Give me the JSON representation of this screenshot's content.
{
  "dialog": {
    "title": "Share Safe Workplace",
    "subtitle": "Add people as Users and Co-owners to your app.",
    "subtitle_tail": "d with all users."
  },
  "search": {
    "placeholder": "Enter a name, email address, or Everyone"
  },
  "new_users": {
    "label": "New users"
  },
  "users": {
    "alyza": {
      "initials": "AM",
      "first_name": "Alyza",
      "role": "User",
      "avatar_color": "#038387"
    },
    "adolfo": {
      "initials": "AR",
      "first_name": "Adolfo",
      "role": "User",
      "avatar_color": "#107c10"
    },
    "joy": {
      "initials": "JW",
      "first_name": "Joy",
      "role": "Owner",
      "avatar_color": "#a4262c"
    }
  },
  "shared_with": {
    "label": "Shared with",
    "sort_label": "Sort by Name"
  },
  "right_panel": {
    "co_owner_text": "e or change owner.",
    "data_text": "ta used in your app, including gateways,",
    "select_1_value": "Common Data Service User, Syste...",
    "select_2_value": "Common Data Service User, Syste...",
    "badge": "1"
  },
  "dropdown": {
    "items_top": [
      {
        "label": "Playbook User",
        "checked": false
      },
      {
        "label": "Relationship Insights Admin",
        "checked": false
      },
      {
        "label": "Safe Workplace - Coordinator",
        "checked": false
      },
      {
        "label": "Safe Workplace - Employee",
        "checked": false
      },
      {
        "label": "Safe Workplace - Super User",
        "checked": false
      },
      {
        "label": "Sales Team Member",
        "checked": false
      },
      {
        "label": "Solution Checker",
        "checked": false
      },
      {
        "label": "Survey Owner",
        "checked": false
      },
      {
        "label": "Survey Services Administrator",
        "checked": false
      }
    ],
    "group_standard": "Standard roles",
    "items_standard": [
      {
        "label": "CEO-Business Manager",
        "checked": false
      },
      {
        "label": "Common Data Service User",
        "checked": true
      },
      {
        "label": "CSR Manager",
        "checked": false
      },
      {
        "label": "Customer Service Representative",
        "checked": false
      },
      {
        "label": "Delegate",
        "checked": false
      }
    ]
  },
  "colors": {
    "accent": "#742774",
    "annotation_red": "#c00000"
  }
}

========================================

# What you are asked to do
Would you reproduce the material above in full, exactly as given?

# Solution for this problem
Give me the JSON representation of this screenshot's content.
{
  "dialog": {
    "title": "Share Safe Workplace",
    "subtitle": "Add people as Users and Co-owners to your app.",
    "subtitle_tail": "d with all users."
  },
  "search": {
    "placeholder": "Enter a name, email address, or Everyone"
  },
  "new_users": {
    "label": "New users"
  },
  "users": {
    "alyza": {
      "initials": "AM",
      "first_name": "Alyza",
      "role": "User",
      "avatar_color": "#038387"
    },
    "adolfo": {
      "initials": "AR",
      "first_name": "Adolfo",
      "role": "User",
      "avatar_color": "#107c10"
    },
    "joy": {
      "initials": "JW",
      "first_name": "Joy",
      "role": "Owner",
      "avatar_color": "#a4262c"
    }
  },
  "shared_with": {
    "label": "Shared with",
    "sort_label": "Sort by Name"
  },
  "right_panel": {
    "co_owner_text": "e or change owner.",
    "data_text": "ta used in your app, including gateways,",
    "select_1_value": "Common Data Service User, Syste...",
    "select_2_value": "Common Data Service User, Syste...",
    "badge": "1"
  },
  "dropdown": {
    "items_top": [
      {
        "label": "Playbook User",
        "checked": false
      },
      {
        "label": "Relationship Insights Admin",
        "checked": false
      },
      {
        "label": "Safe Workplace - Coordinator",
        "checked": false
      },
      {
        "label": "Safe Workplace - Employee",
        "checked": false
      },
      {
        "label": "Safe Workplace - Super User",
        "checked": false
      },
      {
        "label": "Sales Team Member",
        "checked": false
      },
      {
        "label": "Solution Checker",
        "checked": false
      },
      {
        "label": "Survey Owner",
        "checked": false
      },
      {
        "label": "Survey Services Administrator",
        "checked": false
      }
    ],
    "group_standard": "Standard roles",
    "items_standard": [
      {
        "label": "CEO-Business Manager",
        "checked": false
      },
      {
        "label": "Common Data Service User",
        "checked": true
      },
      {
        "label": "CSR Manager",
        "checked": false
      },
      {
        "label": "Customer Service Representative",
        "checked": false
      },
      {
        "label": "Delegate",
        "checked": false
      }
    ]
  },
  "colors": {
    "accent": "#742774",
    "annotation_red": "#c00000"
  }
}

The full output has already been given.